[Dataset records]
"""

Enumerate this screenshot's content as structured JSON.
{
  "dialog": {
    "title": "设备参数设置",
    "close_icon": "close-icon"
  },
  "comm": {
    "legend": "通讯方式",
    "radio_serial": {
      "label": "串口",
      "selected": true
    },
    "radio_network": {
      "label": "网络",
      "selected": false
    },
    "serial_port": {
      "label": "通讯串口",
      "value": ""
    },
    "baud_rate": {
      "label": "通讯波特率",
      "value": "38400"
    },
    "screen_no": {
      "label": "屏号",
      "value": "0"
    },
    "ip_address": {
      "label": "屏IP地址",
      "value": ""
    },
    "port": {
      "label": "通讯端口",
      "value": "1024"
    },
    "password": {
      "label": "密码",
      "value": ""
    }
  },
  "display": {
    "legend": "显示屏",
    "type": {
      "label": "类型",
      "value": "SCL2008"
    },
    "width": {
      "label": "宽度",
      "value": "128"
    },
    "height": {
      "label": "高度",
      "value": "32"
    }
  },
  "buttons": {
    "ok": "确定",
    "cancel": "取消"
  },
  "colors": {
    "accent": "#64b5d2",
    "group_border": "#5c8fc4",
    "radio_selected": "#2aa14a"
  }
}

"""

Requirement: Make an exact copy of the material above.

Exercise answer:
Enumerate this screenshot's content as structured JSON.
{
  "dialog": {
    "title": "设备参数设置",
    "close_icon": "close-icon"
  },
  "comm": {
    "legend": "通讯方式",
    "radio_serial": {
      "label": "串口",
      "selected": true
    },
    "radio_network": {
      "label": "网络",
      "selected": false
    },
    "serial_port": {
      "label": "通讯串口",
      "value": ""
    },
    "baud_rate": {
      "label": "通讯波特率",
      "value": "38400"
    },
    "screen_no": {
      "label": "屏号",
      "value": "0"
    },
    "ip_address": {
      "label": "屏IP地址",
      "value": ""
    },
    "port": {
      "label": "通讯端口",
      "value": "1024"
    },
    "password": {
      "label": "密码",
      "value": ""
    }
  },
  "display": {
    "legend": "显示屏",
    "type": {
      "label": "类型",
      "value": "SCL2008"
    },
    "width": {
      "label": "宽度",
      "value": "128"
    },
    "height": {
      "label": "高度",
      "value": "32"
    }
  },
  "buttons": {
    "ok": "确定",
    "cancel": "取消"
  },
  "colors": {
    "accent": "#64b5d2",
    "group_border": "#5c8fc4",
    "radio_selected": "#2aa14a"
  }
}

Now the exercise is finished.